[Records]
· · ·

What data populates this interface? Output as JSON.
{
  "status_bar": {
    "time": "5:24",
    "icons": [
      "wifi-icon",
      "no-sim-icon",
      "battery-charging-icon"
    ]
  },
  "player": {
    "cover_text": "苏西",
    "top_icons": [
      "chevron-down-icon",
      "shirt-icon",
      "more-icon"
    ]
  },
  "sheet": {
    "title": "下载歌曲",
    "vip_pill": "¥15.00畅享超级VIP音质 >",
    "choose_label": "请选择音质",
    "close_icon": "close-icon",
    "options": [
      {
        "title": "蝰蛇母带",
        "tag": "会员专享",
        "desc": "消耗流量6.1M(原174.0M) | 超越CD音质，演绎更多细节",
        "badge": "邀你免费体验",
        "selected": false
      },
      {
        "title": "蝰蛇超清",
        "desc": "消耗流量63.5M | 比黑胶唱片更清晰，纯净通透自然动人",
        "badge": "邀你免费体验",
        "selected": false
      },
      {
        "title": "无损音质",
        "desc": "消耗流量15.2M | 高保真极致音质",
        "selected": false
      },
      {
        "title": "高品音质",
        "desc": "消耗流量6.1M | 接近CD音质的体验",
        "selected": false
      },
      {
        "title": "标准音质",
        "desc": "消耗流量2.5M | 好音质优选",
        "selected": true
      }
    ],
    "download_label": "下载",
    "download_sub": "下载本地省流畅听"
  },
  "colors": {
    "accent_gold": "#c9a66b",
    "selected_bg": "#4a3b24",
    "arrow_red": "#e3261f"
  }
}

· · ·

**WHAT IS EXPECTED**.
Copy all lines from the data that hold the word "desc".

**SOLUTION TO THIS TASK**.
        "desc": "消耗流量6.1M(原174.0M) | 超越CD音质，演绎更多细节",
        "desc": "消耗流量63.5M | 比黑胶唱片更清晰，纯净通透自然动人",
        "desc": "消耗流量15.2M | 高保真极致音质",
        "desc": "消耗流量6.1M | 接近CD音质的体验",
        "desc": "消耗流量2.5M | 好音质优选",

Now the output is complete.